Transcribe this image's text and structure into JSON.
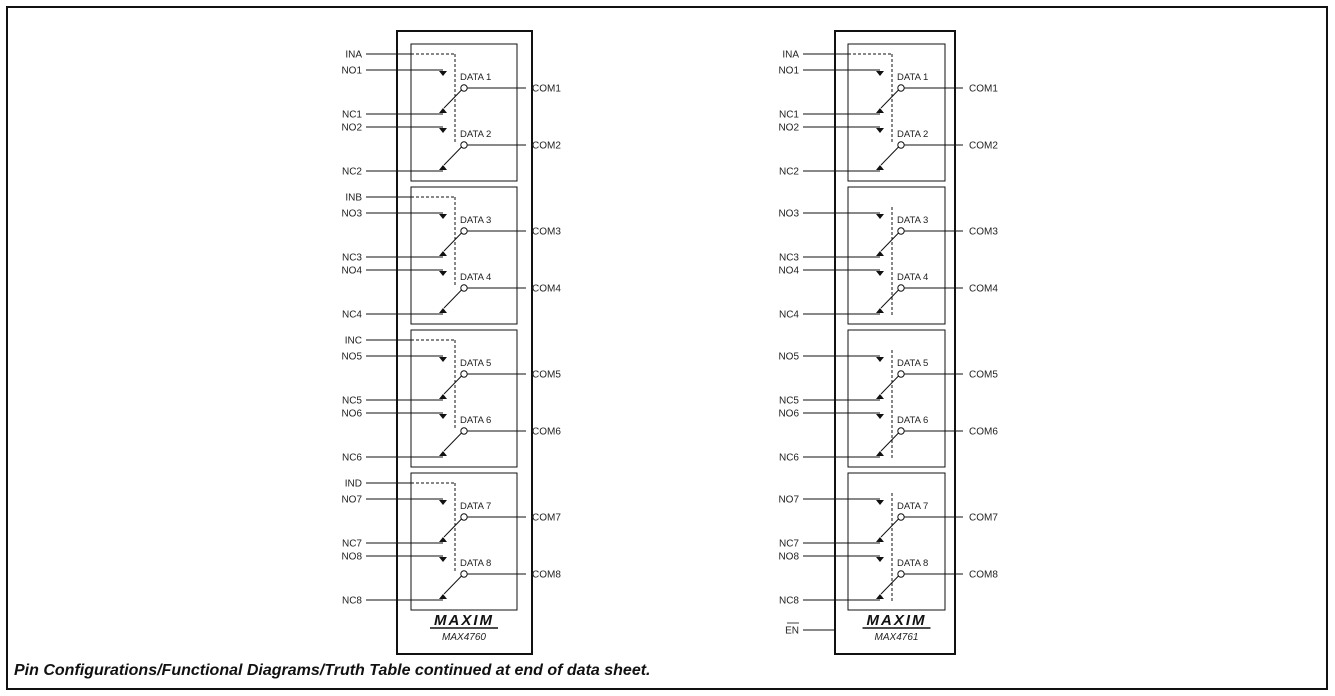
{
  "chips": [
    {
      "part": "MAX4760",
      "logo": "MAXIM",
      "groups": [
        {
          "control": "INA",
          "channels": [
            {
              "no": "NO1",
              "data": "DATA 1",
              "com": "COM1",
              "nc": "NC1"
            },
            {
              "no": "NO2",
              "data": "DATA 2",
              "com": "COM2",
              "nc": "NC2"
            }
          ]
        },
        {
          "control": "INB",
          "channels": [
            {
              "no": "NO3",
              "data": "DATA 3",
              "com": "COM3",
              "nc": "NC3"
            },
            {
              "no": "NO4",
              "data": "DATA 4",
              "com": "COM4",
              "nc": "NC4"
            }
          ]
        },
        {
          "control": "INC",
          "channels": [
            {
              "no": "NO5",
              "data": "DATA 5",
              "com": "COM5",
              "nc": "NC5"
            },
            {
              "no": "NO6",
              "data": "DATA 6",
              "com": "COM6",
              "nc": "NC6"
            }
          ]
        },
        {
          "control": "IND",
          "channels": [
            {
              "no": "NO7",
              "data": "DATA 7",
              "com": "COM7",
              "nc": "NC7"
            },
            {
              "no": "NO8",
              "data": "DATA 8",
              "com": "COM8",
              "nc": "NC8"
            }
          ]
        }
      ],
      "enable": ""
    },
    {
      "part": "MAX4761",
      "logo": "MAXIM",
      "groups": [
        {
          "control": "INA",
          "channels": [
            {
              "no": "NO1",
              "data": "DATA 1",
              "com": "COM1",
              "nc": "NC1"
            },
            {
              "no": "NO2",
              "data": "DATA 2",
              "com": "COM2",
              "nc": "NC2"
            }
          ]
        },
        {
          "control": "",
          "channels": [
            {
              "no": "NO3",
              "data": "DATA 3",
              "com": "COM3",
              "nc": "NC3"
            },
            {
              "no": "NO4",
              "data": "DATA 4",
              "com": "COM4",
              "nc": "NC4"
            }
          ]
        },
        {
          "control": "",
          "channels": [
            {
              "no": "NO5",
              "data": "DATA 5",
              "com": "COM5",
              "nc": "NC5"
            },
            {
              "no": "NO6",
              "data": "DATA 6",
              "com": "COM6",
              "nc": "NC6"
            }
          ]
        },
        {
          "control": "",
          "channels": [
            {
              "no": "NO7",
              "data": "DATA 7",
              "com": "COM7",
              "nc": "NC7"
            },
            {
              "no": "NO8",
              "data": "DATA 8",
              "com": "COM8",
              "nc": "NC8"
            }
          ]
        }
      ],
      "enable": "EN"
    }
  ],
  "footer": "Pin Configurations/Functional Diagrams/Truth Table continued at end of data sheet."
}
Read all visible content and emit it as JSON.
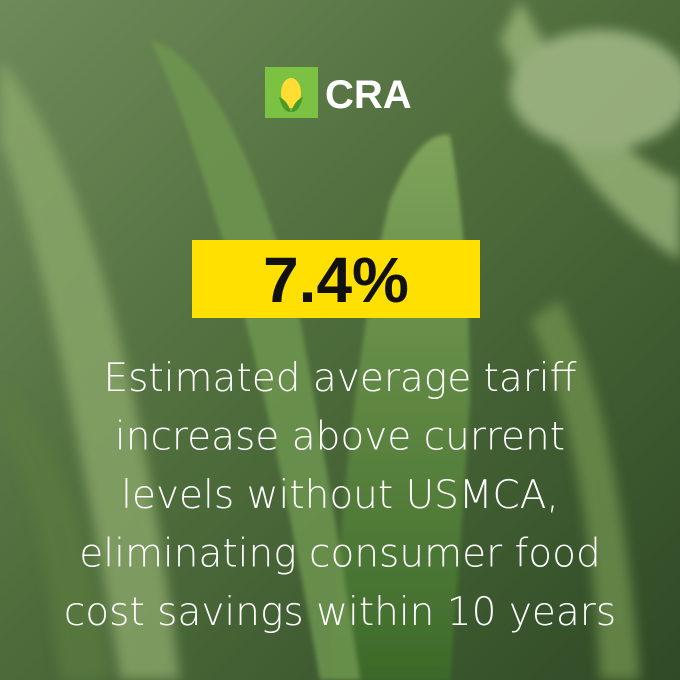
{
  "logo": {
    "text": "CRA"
  },
  "stat": {
    "value": "7.4%"
  },
  "description": {
    "lines": [
      "Estimated average tariff",
      "increase above current",
      "levels without USMCA,",
      "eliminating consumer food",
      "cost savings within 10 years"
    ]
  }
}
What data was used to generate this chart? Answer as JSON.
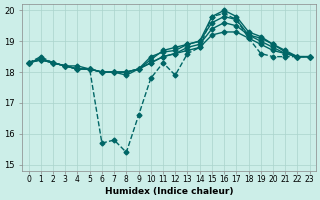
{
  "xlabel": "Humidex (Indice chaleur)",
  "ylabel": "",
  "bg_color": "#cceee8",
  "grid_color": "#aad4cc",
  "line_color": "#006666",
  "xlim": [
    -0.5,
    23.5
  ],
  "ylim": [
    14.8,
    20.2
  ],
  "yticks": [
    15,
    16,
    17,
    18,
    19,
    20
  ],
  "xtick_labels": [
    "0",
    "1",
    "2",
    "3",
    "4",
    "5",
    "6",
    "7",
    "8",
    "9",
    "10",
    "11",
    "12",
    "13",
    "14",
    "15",
    "16",
    "17",
    "18",
    "19",
    "20",
    "21",
    "22",
    "23"
  ],
  "lines": [
    {
      "x": [
        0,
        1,
        2,
        3,
        4,
        5,
        6,
        7,
        8,
        9,
        10,
        11,
        12,
        13,
        14,
        15,
        16,
        17,
        18,
        19,
        20,
        21,
        22,
        23
      ],
      "y": [
        18.3,
        18.5,
        18.3,
        18.2,
        18.1,
        18.1,
        15.7,
        15.8,
        15.4,
        16.6,
        17.8,
        18.3,
        17.9,
        18.6,
        18.8,
        19.8,
        19.9,
        19.7,
        19.1,
        18.6,
        18.5,
        18.5,
        18.5,
        18.5
      ],
      "marker": "D",
      "markersize": 2.5,
      "linewidth": 1.0,
      "linestyle": "--"
    },
    {
      "x": [
        0,
        1,
        2,
        3,
        4,
        5,
        6,
        7,
        8,
        9,
        10,
        11,
        12,
        13,
        14,
        15,
        16,
        17,
        18,
        19,
        20,
        21,
        22,
        23
      ],
      "y": [
        18.3,
        18.4,
        18.3,
        18.2,
        18.1,
        18.1,
        18.0,
        18.0,
        18.0,
        18.1,
        18.3,
        18.5,
        18.6,
        18.7,
        18.8,
        19.2,
        19.3,
        19.3,
        19.1,
        18.9,
        18.7,
        18.6,
        18.5,
        18.5
      ],
      "marker": "D",
      "markersize": 2.5,
      "linewidth": 1.0,
      "linestyle": "-"
    },
    {
      "x": [
        0,
        1,
        2,
        3,
        4,
        5,
        6,
        7,
        8,
        9,
        10,
        11,
        12,
        13,
        14,
        15,
        16,
        17,
        18,
        19,
        20,
        21,
        22,
        23
      ],
      "y": [
        18.3,
        18.4,
        18.3,
        18.2,
        18.1,
        18.1,
        18.0,
        18.0,
        18.0,
        18.1,
        18.3,
        18.5,
        18.6,
        18.8,
        18.9,
        19.4,
        19.6,
        19.5,
        19.2,
        19.0,
        18.8,
        18.6,
        18.5,
        18.5
      ],
      "marker": "D",
      "markersize": 2.5,
      "linewidth": 1.0,
      "linestyle": "-"
    },
    {
      "x": [
        0,
        1,
        2,
        3,
        4,
        5,
        6,
        7,
        8,
        9,
        10,
        11,
        12,
        13,
        14,
        15,
        16,
        17,
        18,
        19,
        20,
        21,
        22,
        23
      ],
      "y": [
        18.3,
        18.4,
        18.3,
        18.2,
        18.2,
        18.1,
        18.0,
        18.0,
        18.0,
        18.1,
        18.4,
        18.7,
        18.8,
        18.9,
        19.0,
        19.6,
        19.8,
        19.7,
        19.2,
        19.1,
        18.9,
        18.7,
        18.5,
        18.5
      ],
      "marker": "D",
      "markersize": 2.5,
      "linewidth": 1.0,
      "linestyle": "-"
    },
    {
      "x": [
        0,
        1,
        2,
        3,
        4,
        5,
        6,
        7,
        8,
        9,
        10,
        11,
        12,
        13,
        14,
        15,
        16,
        17,
        18,
        19,
        20,
        21,
        22,
        23
      ],
      "y": [
        18.3,
        18.45,
        18.3,
        18.2,
        18.1,
        18.1,
        18.0,
        18.0,
        17.9,
        18.1,
        18.5,
        18.65,
        18.7,
        18.9,
        19.0,
        19.8,
        20.0,
        19.8,
        19.3,
        19.15,
        18.9,
        18.65,
        18.5,
        18.5
      ],
      "marker": "D",
      "markersize": 2.5,
      "linewidth": 1.0,
      "linestyle": "-"
    }
  ]
}
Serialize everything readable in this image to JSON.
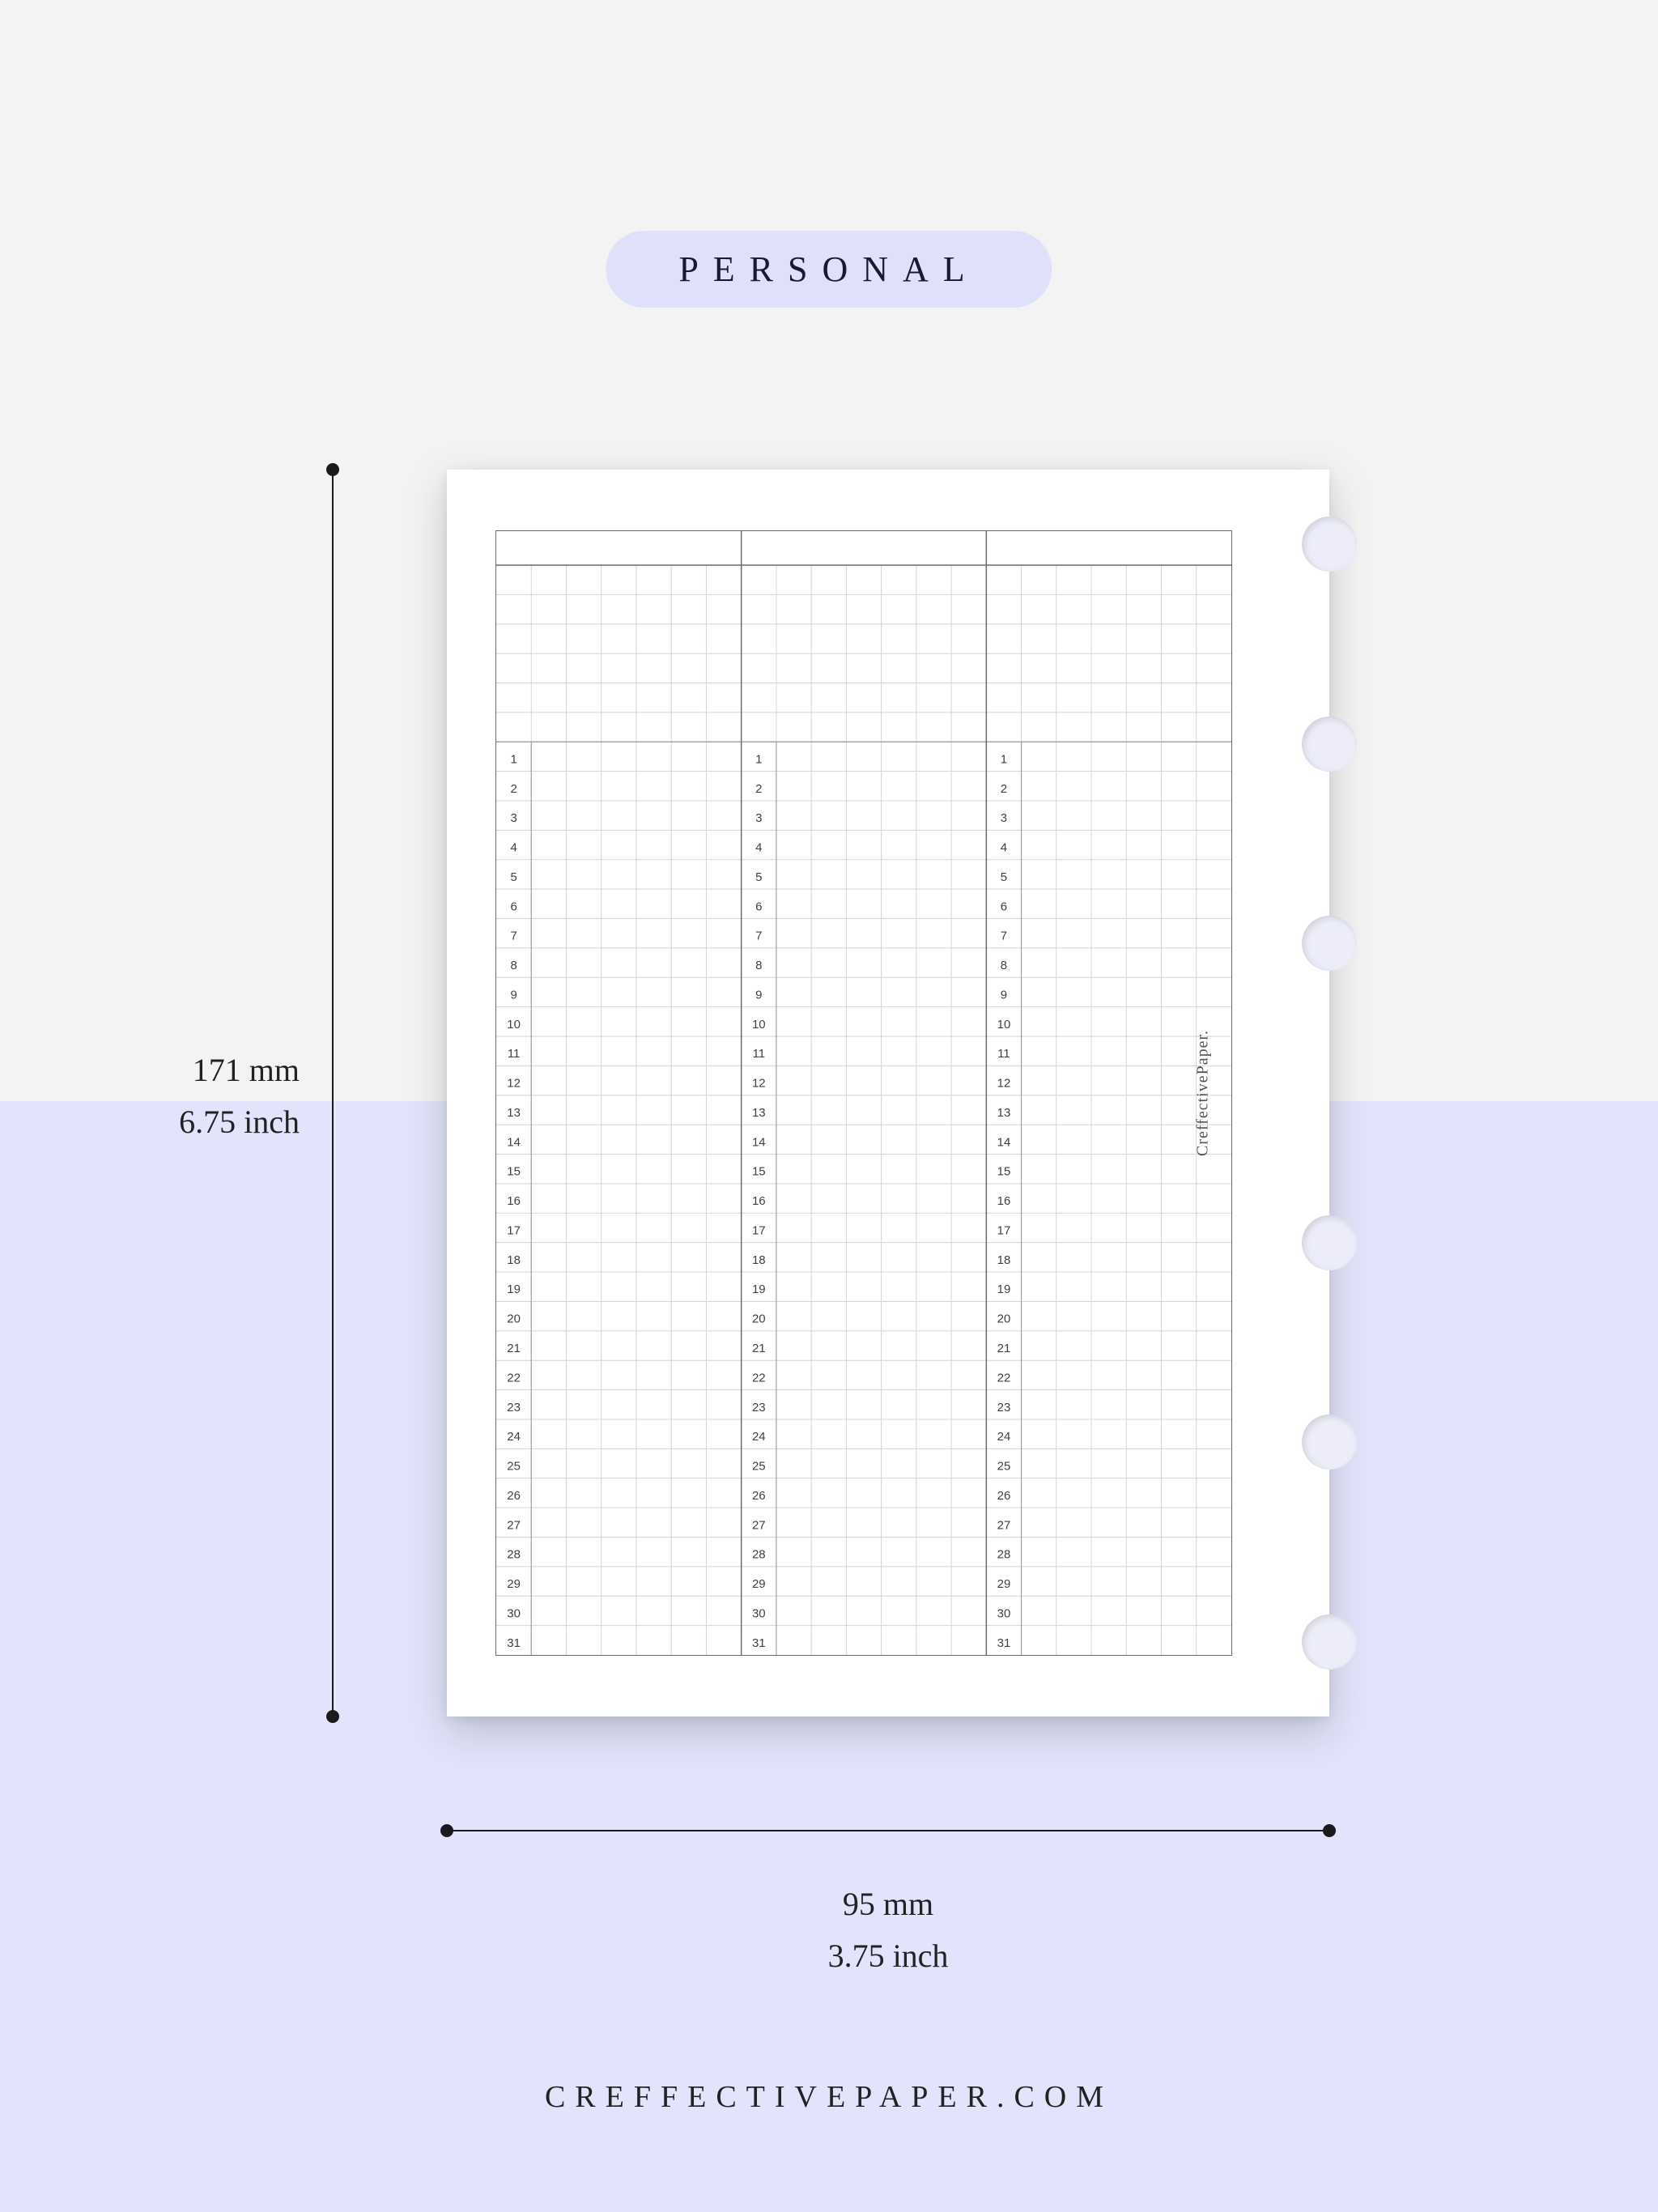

════════════════

| Objective |
Among the records above, find each line holding the string "this" and pull it out.

| Answer for the task |
Transcribe this image's text and structure into JSON.
What data was used to generate this chart? Answer as JSON.
Serialize everything readable in this image to JSON.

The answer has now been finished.